- **TASK TO CARRY OUT**: Copy the material word for word, from its first line through the line containing "cert-weight-cell: 4kgs xyxy=(188,1227,291,1240)", both ends included.

— Start —

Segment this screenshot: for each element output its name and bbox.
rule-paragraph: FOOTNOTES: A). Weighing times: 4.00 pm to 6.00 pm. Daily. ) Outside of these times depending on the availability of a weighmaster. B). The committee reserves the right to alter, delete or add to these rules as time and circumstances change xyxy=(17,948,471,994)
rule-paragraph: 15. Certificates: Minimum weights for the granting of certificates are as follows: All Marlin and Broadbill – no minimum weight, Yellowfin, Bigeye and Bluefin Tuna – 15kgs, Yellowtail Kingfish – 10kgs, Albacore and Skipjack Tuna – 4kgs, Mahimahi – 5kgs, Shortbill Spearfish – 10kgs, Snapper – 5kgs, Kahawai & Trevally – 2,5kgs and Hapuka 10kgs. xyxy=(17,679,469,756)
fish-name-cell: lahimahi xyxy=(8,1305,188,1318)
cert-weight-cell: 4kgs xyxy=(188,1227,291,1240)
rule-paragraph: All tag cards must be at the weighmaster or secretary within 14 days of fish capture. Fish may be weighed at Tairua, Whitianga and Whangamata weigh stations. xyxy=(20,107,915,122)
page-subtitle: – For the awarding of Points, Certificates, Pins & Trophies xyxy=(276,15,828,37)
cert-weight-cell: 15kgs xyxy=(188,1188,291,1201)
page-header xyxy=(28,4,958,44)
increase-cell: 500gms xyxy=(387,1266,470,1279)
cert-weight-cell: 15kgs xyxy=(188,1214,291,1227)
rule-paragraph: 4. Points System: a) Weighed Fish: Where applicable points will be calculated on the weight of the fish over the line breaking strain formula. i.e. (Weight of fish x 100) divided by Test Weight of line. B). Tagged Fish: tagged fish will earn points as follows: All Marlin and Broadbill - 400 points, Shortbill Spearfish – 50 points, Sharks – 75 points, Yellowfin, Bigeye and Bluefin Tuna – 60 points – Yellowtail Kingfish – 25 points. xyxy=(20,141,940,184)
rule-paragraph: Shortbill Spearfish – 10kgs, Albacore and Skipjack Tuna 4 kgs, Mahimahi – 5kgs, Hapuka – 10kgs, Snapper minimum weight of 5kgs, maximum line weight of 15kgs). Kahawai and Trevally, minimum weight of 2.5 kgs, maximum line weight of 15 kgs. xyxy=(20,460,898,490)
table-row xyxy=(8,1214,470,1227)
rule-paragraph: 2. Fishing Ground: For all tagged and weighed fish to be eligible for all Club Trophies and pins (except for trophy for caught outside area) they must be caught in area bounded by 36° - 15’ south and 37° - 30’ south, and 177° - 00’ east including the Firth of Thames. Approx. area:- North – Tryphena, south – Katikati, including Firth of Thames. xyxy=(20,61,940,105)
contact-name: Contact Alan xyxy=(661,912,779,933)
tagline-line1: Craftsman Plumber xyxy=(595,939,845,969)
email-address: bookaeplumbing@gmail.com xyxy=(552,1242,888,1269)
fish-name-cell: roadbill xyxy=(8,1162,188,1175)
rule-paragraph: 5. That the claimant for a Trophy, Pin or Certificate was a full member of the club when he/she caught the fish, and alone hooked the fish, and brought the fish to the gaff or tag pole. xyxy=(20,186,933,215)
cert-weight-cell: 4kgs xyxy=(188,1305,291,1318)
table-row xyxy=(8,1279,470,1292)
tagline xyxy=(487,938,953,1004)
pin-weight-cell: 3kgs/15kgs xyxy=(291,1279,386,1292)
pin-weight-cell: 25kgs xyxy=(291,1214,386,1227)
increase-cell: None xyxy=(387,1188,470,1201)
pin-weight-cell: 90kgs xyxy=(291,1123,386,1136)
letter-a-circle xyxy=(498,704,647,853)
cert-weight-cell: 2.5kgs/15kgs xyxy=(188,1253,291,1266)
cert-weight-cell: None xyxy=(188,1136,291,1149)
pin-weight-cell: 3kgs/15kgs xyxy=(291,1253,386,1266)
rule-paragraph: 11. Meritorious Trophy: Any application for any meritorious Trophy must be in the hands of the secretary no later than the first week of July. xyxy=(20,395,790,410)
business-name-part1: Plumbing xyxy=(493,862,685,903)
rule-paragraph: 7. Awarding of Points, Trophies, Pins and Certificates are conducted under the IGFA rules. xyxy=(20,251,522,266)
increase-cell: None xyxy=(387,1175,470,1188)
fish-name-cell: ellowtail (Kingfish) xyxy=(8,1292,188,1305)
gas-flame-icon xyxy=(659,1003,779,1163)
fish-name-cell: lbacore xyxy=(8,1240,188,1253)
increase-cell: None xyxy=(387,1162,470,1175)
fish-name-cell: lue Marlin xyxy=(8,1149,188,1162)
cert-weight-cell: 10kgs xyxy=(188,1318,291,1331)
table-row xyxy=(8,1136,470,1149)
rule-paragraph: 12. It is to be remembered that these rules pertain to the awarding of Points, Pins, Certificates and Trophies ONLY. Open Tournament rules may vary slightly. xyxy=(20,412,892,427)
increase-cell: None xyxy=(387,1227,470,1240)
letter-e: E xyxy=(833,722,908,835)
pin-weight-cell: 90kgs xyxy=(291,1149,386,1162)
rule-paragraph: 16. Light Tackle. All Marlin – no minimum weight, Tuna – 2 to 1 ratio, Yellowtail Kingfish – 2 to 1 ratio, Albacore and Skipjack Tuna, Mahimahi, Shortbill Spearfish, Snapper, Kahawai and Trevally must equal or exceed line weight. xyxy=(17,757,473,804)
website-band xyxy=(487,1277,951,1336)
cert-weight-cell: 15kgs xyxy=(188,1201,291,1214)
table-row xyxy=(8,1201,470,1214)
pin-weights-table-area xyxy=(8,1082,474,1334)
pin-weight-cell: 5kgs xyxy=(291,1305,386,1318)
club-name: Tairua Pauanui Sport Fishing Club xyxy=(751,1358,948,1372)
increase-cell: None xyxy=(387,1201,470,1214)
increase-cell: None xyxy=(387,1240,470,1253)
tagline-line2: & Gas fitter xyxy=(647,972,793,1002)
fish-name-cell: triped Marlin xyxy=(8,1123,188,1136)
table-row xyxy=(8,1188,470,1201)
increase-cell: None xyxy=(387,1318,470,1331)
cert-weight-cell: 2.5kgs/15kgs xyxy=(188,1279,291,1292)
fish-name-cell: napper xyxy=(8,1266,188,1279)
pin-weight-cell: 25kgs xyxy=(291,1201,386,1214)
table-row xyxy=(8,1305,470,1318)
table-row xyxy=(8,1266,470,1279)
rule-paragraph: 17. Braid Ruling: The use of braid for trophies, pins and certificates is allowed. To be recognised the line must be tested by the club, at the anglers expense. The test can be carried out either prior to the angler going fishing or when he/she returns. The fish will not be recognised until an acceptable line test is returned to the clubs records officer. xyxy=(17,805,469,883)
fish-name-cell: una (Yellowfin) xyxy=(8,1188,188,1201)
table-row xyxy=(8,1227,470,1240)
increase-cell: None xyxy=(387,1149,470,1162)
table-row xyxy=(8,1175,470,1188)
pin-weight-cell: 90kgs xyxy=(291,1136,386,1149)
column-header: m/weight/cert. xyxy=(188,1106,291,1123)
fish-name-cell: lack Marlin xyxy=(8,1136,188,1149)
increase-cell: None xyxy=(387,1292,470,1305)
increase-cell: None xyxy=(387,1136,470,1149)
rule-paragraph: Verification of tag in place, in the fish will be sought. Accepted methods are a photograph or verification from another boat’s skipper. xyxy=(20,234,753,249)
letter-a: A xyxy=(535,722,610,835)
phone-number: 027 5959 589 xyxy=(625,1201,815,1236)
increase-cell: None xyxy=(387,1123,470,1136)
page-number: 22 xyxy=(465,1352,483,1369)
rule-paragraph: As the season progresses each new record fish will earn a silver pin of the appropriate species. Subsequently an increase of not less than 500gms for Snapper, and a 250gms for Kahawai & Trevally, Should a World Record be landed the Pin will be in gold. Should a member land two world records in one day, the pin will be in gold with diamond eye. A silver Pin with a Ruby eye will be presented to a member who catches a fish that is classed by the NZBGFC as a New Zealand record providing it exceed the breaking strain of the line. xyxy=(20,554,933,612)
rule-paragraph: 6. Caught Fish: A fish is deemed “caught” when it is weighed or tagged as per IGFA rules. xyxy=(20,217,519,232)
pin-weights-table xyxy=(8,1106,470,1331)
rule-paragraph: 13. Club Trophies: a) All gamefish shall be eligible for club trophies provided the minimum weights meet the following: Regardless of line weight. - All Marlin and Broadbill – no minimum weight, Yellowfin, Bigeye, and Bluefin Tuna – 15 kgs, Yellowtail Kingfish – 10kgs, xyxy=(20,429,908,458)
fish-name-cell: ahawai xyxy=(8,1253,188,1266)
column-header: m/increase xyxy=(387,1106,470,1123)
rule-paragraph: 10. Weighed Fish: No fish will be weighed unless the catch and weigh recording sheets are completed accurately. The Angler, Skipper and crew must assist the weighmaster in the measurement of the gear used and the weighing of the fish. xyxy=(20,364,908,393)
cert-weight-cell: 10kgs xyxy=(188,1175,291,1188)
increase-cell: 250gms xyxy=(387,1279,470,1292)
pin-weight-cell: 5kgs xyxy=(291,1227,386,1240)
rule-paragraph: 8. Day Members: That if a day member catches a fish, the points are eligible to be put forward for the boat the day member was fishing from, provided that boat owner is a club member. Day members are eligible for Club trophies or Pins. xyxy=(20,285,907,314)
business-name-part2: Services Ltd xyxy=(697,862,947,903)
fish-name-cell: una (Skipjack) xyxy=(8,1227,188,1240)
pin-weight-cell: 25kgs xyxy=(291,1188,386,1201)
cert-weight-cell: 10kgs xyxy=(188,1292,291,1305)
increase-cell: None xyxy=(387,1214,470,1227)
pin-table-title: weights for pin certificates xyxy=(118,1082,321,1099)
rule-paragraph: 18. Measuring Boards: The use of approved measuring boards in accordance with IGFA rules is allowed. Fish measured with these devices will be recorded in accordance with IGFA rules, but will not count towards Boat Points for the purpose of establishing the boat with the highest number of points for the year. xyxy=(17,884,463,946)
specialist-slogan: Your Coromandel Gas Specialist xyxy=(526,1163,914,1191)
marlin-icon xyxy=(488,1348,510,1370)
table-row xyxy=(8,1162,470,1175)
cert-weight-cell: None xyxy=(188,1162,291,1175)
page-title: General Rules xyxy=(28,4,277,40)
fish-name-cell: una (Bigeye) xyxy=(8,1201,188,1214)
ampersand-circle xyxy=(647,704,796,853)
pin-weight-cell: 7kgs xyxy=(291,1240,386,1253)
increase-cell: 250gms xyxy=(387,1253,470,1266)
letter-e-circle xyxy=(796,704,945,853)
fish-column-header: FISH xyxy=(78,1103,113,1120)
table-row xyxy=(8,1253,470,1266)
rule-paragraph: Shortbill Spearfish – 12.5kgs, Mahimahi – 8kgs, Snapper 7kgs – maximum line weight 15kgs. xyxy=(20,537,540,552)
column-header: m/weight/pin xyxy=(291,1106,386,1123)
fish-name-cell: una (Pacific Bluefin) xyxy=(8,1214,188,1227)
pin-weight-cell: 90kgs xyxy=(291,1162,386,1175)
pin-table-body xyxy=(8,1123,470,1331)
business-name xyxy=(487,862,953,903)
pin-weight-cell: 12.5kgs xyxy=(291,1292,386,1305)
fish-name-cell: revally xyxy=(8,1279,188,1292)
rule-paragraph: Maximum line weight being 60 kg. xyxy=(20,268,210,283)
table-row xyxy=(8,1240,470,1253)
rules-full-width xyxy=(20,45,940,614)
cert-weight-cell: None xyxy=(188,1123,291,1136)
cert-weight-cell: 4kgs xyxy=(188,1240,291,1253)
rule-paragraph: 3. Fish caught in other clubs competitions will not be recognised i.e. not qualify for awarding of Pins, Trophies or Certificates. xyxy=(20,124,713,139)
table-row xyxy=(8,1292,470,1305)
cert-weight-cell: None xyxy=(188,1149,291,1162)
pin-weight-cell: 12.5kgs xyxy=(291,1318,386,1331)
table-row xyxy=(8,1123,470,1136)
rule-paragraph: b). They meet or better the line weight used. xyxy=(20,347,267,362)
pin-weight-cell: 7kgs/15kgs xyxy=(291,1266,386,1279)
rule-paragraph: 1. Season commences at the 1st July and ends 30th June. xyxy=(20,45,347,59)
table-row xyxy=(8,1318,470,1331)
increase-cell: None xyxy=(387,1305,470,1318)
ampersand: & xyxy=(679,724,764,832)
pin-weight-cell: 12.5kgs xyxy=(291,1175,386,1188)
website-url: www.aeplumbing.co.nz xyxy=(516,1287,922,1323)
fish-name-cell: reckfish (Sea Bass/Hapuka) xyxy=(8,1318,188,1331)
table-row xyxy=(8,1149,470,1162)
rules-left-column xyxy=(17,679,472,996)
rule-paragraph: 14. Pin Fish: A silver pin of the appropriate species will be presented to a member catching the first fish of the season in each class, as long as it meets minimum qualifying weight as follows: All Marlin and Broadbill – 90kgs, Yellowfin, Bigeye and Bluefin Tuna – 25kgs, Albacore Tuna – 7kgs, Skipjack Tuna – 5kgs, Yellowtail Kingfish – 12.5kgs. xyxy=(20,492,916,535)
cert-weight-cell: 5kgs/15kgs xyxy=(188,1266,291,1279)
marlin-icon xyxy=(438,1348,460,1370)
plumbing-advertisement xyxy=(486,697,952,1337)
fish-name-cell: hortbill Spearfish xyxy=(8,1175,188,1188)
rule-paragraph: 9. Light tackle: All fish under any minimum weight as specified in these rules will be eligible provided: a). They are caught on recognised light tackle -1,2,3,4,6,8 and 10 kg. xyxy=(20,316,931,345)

— End —

- **WRITTEN ANSWER**:
Segment this screenshot: for each element output its name and bbox.
rule-paragraph: FOOTNOTES: A). Weighing times: 4.00 pm to 6.00 pm. Daily. ) Outside of these times depending on the availability of a weighmaster. B). The committee reserves the right to alter, delete or add to these rules as time and circumstances change xyxy=(17,948,471,994)
rule-paragraph: 15. Certificates: Minimum weights for the granting of certificates are as follows: All Marlin and Broadbill – no minimum weight, Yellowfin, Bigeye and Bluefin Tuna – 15kgs, Yellowtail Kingfish – 10kgs, Albacore and Skipjack Tuna – 4kgs, Mahimahi – 5kgs, Shortbill Spearfish – 10kgs, Snapper – 5kgs, Kahawai & Trevally – 2,5kgs and Hapuka 10kgs. xyxy=(17,679,469,756)
fish-name-cell: lahimahi xyxy=(8,1305,188,1318)
cert-weight-cell: 4kgs xyxy=(188,1227,291,1240)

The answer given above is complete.